## [Problem statement]
Output every entry exactly as written, skipping any pictures.

---- Task data

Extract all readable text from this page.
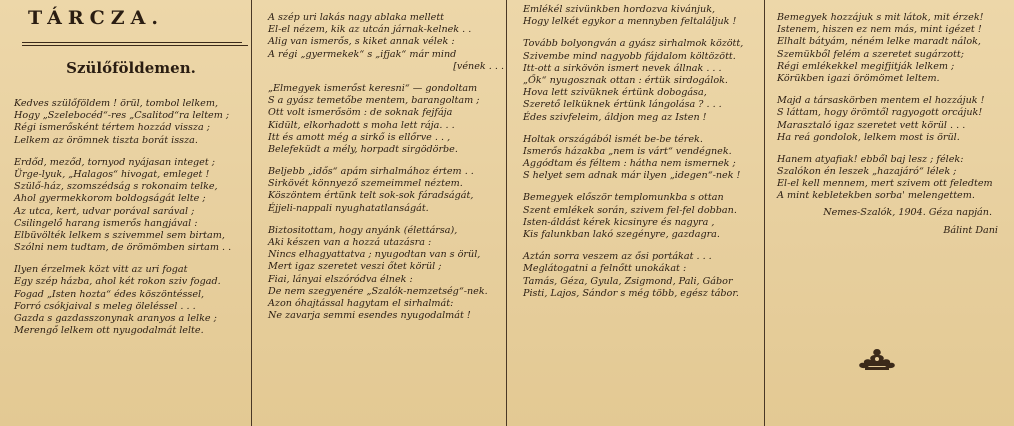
TÁRCZA.
Szülőföldemen.
Kedves szülőföldem ! örül, tombol lelkem,
Hogy „Szelebocéd“-res „Csalitod“ra leltem ;
Régi ismerősként tértem hozzád vissza ;
Lelkem az örömnek tiszta borát issza.
Erdőd, meződ, tornyod nyájasan integet ;
Ürge-lyuk, „Halagos“ hivogat, emleget !
Szülő-ház, szomszédság s rokonaim telke,
Ahol gyermekkorom boldogságát lelte ;
Az utca, kert, udvar porával sarával ;
Csilingelő harang ismerős hangjával :
Elbüvölték lelkem s szivemmel sem birtam,
Szólni nem tudtam, de örömömben sirtam . .
Ilyen érzelmek közt vitt az uri fogat
Egy szép házba, ahol két rokon sziv fogad.
Fogad „Isten hozta“ édes köszöntéssel,
Forró csókjaival s meleg öleléssel . . .
Gazda s gazdasszonynak aranyos a lelke ;
Merengő lelkem ott nyugodalmát lelte.
A szép uri lakás nagy ablaka mellett
El-el nézem, kik az utcán járnak-kelnek . .
Alig van ismerős, s kiket annak vélek :
A régi „gyermekek“ s „ifjak“ már mind
[vének . . .
„Elmegyek ismerőst keresni“ — gondoltam
S a gyász temetőbe mentem, barangoltam ;
Ott volt ismerősöm : de soknak fejfája
Kidült, elkorhadott s moha lett rája. . .
Itt és amott még a sirkő is ellőrve . . ,
Belefeküdt a mély, horpadt sirgödörbe.
Beljebb „idős“ apám sirhalmához értem . .
Sirkövét könnyező szemeimmel néztem.
Köszöntem értünk telt sok-sok fáradságát,
Éjjeli-nappali nyughatatlanságát.
Biztositottam, hogy anyánk (élettársa),
Aki készen van a hozzá utazásra :
Nincs elhagyattatva ; nyugodtan van s örül,
Mert igaz szeretet veszi őtet körül ;
Fiai, lányai elszóródva élnek :
De nem szegyenére „Szalók-nemzetség“-nek.
Azon óhajtással hagytam el sirhalmát:
Ne zavarja semmi esendes nyugodalmát !
Emlékél szivünkben hordozva kivánjuk,
Hogy lelkét egykor a mennyben feltaláljuk !
Tovább bolyongván a gyász sirhalmok között,
Szivembe mind nagyobb fájdalom költözött.
Itt-ott a sirkövön ismert nevek állnak . . .
„Ők“ nyugosznak ottan : értük sirdogálok.
Hova lett szivüknek értünk dobogása,
Szerető lelküknek értünk lángolása ? . . .
Édes szivfeleim, áldjon meg az Isten !
Holtak országából ismét be-be térek.
Ismerős házakba „nem is várt“ vendégnek.
Aggódtam és féltem : hátha nem ismernek ;
S helyet sem adnak már ilyen „idegen“-nek !
Bemegyek először templomunkba s ottan
Szent emlékek során, szivem fel-fel dobban.
Isten-áldást kérek kicsinyre és nagyra ,
Kis falunkban lakó szegényre, gazdagra.
Aztán sorra veszem az ősi portákat . . .
Meglátogatni a felnőtt unokákat :
Tamás, Géza, Gyula, Zsigmond, Pali, Gábor
Pisti, Lajos, Sándor s még több, egész tábor.
Bemegyek hozzájuk s mit látok, mit érzek!
Istenem, hiszen ez nem más, mint igézet !
Elhalt bátyám, néném lelke maradt nálok,
Szemükből felém a szeretet sugárzott;
Régi emlékekkel megifjitják lelkem ;
Körükben igazi örömömet leltem.
Majd a társaskörben mentem el hozzájuk !
S láttam, hogy örömtől ragyogott orcájuk!
Marasztaló igaz szeretet vett körül . . .
Ha reá gondolok, lelkem most is örül.
Hanem atyafiak! ebből baj lesz ; félek:
Szalókon én leszek „hazajáró“ lélek ;
El-el kell mennem, mert szivem ott feledtem
A mint kebletekben sorba' melengettem.
Nemes-Szalók, 1904. Géza napján.
Bálint Dani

--------

## [Solution for this task]
Extract all readable text from this page.
TÁRCZA.
Szülőföldemen.
Kedves szülőföldem ! örül, tombol lelkem,
Hogy „Szelebocéd“-res „Csalitod“ra leltem ;
Régi ismerősként tértem hozzád vissza ;
Lelkem az örömnek tiszta borát issza.
Erdőd, meződ, tornyod nyájasan integet ;
Ürge-lyuk, „Halagos“ hivogat, emleget !
Szülő-ház, szomszédság s rokonaim telke,
Ahol gyermekkorom boldogságát lelte ;
Az utca, kert, udvar porával sarával ;
Csilingelő harang ismerős hangjával :
Elbüvölték lelkem s szivemmel sem birtam,
Szólni nem tudtam, de örömömben sirtam . .
Ilyen érzelmek közt vitt az uri fogat
Egy szép házba, ahol két rokon sziv fogad.
Fogad „Isten hozta“ édes köszöntéssel,
Forró csókjaival s meleg öleléssel . . .
Gazda s gazdasszonynak aranyos a lelke ;
Merengő lelkem ott nyugodalmát lelte.
A szép uri lakás nagy ablaka mellett
El-el nézem, kik az utcán járnak-kelnek . .
Alig van ismerős, s kiket annak vélek :
A régi „gyermekek“ s „ifjak“ már mind
[vének . . .
„Elmegyek ismerőst keresni“ — gondoltam
S a gyász temetőbe mentem, barangoltam ;
Ott volt ismerősöm : de soknak fejfája
Kidült, elkorhadott s moha lett rája. . .
Itt és amott még a sirkő is ellőrve . . ,
Belefeküdt a mély, horpadt sirgödörbe.
Beljebb „idős“ apám sirhalmához értem . .
Sirkövét könnyező szemeimmel néztem.
Köszöntem értünk telt sok-sok fáradságát,
Éjjeli-nappali nyughatatlanságát.
Biztositottam, hogy anyánk (élettársa),
Aki készen van a hozzá utazásra :
Nincs elhagyattatva ; nyugodtan van s örül,
Mert igaz szeretet veszi őtet körül ;
Fiai, lányai elszóródva élnek :
De nem szegyenére „Szalók-nemzetség“-nek.
Azon óhajtással hagytam el sirhalmát:
Ne zavarja semmi esendes nyugodalmát !
Emlékél szivünkben hordozva kivánjuk,
Hogy lelkét egykor a mennyben feltaláljuk !
Tovább bolyongván a gyász sirhalmok között,
Szivembe mind nagyobb fájdalom költözött.
Itt-ott a sirkövön ismert nevek állnak . . .
„Ők“ nyugosznak ottan : értük sirdogálok.
Hova lett szivüknek értünk dobogása,
Szerető lelküknek értünk lángolása ? . . .
Édes szivfeleim, áldjon meg az Isten !
Holtak országából ismét be-be térek.
Ismerős házakba „nem is várt“ vendégnek.
Aggódtam és féltem : hátha nem ismernek ;
S helyet sem adnak már ilyen „idegen“-nek !
Bemegyek először templomunkba s ottan
Szent emlékek során, szivem fel-fel dobban.
Isten-áldást kérek kicsinyre és nagyra ,
Kis falunkban lakó szegényre, gazdagra.
Aztán sorra veszem az ősi portákat . . .
Meglátogatni a felnőtt unokákat :
Tamás, Géza, Gyula, Zsigmond, Pali, Gábor
Pisti, Lajos, Sándor s még több, egész tábor.
Bemegyek hozzájuk s mit látok, mit érzek!
Istenem, hiszen ez nem más, mint igézet !
Elhalt bátyám, néném lelke maradt nálok,
Szemükből felém a szeretet sugárzott;
Régi emlékekkel megifjitják lelkem ;
Körükben igazi örömömet leltem.
Majd a társaskörben mentem el hozzájuk !
S láttam, hogy örömtől ragyogott orcájuk!
Marasztaló igaz szeretet vett körül . . .
Ha reá gondolok, lelkem most is örül.
Hanem atyafiak! ebből baj lesz ; félek:
Szalókon én leszek „hazajáró“ lélek ;
El-el kell mennem, mert szivem ott feledtem
A mint kebletekben sorba' melengettem.
Nemes-Szalók, 1904. Géza napján.
Bálint Dani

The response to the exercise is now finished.